Music and Machine Learning

fenomas · on Aug 24, 2018

> The music generated by wavenet clearly sounds like a piano, but lacks compositional structure that most people might be able to follow. I suspect a significant architectural change will be needed for music for reasons discussed in this article.

As someone who's worked a lot on procedural music, I think this is definitely true. I'm always surprised to see ML-based approaches where someone has just trained a system on a bunch of songs, and then hopes the system will produce music with a recognizable structure - even though all the training songs will have had (in general) different chord progressions, different numbers of voices or melodic lines at any given time, etc. Such approaches strike me as akin to training a system on a bunch of short stories and then hoping it will produce a new story with a recognizable plot.

It seems like it would make a lot more sense to remove these hidden dimensionalities, e.g. by annotating the source data with chord or structural information, or by training on lots of different melodies that all share the same chord progression, etc. But it's hard to imagine that with enough layers the network will eventually grok all these hidden details.

■ WHAT TO DO
Write out the music and machine learning thread from "Music and Machine" to "in this article.", changing "piano" to "harpsichord".

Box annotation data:
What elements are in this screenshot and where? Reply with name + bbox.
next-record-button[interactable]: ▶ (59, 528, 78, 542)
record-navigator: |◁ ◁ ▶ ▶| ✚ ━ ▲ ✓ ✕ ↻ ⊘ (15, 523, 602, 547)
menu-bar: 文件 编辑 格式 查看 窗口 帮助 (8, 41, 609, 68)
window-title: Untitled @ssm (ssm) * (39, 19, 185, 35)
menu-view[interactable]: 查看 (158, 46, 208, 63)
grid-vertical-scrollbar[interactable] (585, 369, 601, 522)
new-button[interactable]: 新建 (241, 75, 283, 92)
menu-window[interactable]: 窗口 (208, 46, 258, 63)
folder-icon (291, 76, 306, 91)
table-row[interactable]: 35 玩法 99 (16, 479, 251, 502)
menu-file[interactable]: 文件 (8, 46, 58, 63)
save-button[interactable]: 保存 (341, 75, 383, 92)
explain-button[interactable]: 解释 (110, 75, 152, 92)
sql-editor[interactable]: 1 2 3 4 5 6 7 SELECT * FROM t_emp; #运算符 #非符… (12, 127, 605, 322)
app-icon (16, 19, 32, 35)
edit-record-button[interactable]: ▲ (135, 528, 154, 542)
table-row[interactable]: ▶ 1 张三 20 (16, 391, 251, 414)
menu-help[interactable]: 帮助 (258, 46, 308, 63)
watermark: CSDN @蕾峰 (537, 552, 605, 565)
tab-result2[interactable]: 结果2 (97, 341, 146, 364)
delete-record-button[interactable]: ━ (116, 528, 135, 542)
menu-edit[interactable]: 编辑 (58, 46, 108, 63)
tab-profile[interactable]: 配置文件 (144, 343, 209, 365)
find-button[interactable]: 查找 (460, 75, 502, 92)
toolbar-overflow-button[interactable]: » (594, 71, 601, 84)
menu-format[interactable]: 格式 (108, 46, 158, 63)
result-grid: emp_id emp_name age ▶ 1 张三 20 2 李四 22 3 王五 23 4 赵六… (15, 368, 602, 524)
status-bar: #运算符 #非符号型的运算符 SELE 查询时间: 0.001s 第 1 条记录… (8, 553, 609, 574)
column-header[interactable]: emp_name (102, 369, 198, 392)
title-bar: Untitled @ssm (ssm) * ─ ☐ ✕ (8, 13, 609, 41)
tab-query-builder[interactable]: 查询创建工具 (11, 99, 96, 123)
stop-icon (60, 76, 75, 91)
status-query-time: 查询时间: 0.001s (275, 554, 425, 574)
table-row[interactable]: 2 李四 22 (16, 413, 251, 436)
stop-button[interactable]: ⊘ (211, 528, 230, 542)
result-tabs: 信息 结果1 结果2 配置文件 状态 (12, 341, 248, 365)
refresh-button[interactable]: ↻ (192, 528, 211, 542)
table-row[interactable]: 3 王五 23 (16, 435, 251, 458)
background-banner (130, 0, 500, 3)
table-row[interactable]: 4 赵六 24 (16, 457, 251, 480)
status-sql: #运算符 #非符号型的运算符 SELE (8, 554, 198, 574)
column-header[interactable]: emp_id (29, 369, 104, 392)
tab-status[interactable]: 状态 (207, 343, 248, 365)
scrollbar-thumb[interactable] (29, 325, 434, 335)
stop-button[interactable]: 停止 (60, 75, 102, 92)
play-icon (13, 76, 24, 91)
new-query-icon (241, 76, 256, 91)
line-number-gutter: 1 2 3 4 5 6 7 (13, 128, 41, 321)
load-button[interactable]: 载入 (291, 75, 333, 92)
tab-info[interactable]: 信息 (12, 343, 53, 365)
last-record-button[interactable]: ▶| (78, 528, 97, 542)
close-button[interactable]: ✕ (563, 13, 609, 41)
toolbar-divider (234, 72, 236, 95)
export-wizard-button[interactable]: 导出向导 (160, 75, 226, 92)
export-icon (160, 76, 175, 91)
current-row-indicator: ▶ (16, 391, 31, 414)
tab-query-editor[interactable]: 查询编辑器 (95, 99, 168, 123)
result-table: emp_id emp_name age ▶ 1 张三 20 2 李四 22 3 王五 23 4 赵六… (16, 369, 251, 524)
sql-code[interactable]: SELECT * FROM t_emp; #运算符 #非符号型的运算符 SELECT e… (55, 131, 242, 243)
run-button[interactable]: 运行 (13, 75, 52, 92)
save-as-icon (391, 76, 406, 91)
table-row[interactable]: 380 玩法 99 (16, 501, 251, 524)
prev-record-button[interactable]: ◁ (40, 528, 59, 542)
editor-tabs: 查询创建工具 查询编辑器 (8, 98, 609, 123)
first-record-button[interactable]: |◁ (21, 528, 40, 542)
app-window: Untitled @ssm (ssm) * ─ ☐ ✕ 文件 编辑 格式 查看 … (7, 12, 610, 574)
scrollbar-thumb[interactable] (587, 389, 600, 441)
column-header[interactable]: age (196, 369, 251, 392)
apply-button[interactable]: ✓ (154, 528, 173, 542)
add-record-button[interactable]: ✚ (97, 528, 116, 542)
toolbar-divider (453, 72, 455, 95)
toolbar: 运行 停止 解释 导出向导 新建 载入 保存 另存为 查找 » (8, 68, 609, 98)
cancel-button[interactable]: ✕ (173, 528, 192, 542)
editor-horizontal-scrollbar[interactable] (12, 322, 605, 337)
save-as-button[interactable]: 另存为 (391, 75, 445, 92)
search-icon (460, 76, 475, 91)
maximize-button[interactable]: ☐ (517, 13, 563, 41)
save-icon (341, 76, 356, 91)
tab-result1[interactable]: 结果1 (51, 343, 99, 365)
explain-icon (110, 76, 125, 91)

■ OUTPUT OF THE TASK
Music and Machine Learning

fenomas · on Aug 24, 2018

> The music generated by wavenet clearly sounds like a harpsichord, but lacks compositional structure that most people might be able to follow. I suspect a significant architectural change will be needed for music for reasons discussed in this article.